= What the exercise asks =
Every line containing the word "rate" needs to be found and copied.

= Record set =

>> START

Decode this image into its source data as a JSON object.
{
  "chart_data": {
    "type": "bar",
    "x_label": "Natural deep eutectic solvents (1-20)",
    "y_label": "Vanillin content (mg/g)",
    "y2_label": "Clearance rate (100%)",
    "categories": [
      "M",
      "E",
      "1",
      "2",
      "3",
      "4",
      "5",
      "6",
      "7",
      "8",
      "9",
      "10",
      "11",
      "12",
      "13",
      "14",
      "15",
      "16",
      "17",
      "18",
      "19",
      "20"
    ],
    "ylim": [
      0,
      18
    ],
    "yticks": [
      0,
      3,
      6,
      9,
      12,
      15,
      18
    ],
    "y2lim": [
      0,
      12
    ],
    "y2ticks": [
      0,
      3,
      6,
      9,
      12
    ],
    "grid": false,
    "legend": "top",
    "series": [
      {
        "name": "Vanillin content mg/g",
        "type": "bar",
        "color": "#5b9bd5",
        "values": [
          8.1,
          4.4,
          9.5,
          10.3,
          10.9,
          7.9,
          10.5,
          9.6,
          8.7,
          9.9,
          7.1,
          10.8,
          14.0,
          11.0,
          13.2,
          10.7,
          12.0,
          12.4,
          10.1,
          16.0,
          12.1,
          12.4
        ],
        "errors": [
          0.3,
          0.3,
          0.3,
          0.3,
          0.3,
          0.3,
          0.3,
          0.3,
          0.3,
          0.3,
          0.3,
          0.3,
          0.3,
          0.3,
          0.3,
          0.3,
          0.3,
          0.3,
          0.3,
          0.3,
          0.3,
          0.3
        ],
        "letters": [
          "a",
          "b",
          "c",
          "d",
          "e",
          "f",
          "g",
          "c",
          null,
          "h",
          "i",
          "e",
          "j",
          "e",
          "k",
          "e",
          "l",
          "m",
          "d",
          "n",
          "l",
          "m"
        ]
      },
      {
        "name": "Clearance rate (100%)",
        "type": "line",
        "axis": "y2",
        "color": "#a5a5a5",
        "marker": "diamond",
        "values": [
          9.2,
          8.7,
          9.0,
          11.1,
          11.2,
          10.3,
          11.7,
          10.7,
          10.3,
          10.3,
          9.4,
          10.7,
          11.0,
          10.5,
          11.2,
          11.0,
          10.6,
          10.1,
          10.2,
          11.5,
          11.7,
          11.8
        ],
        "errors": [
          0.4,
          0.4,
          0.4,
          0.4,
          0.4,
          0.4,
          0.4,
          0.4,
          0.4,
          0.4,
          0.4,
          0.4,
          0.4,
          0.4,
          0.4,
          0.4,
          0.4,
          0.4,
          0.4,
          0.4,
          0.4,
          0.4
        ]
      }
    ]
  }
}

>> END

= Answer for this exercise =
    "y2_label": "Clearance rate (100%)",
        "name": "Clearance rate (100%)",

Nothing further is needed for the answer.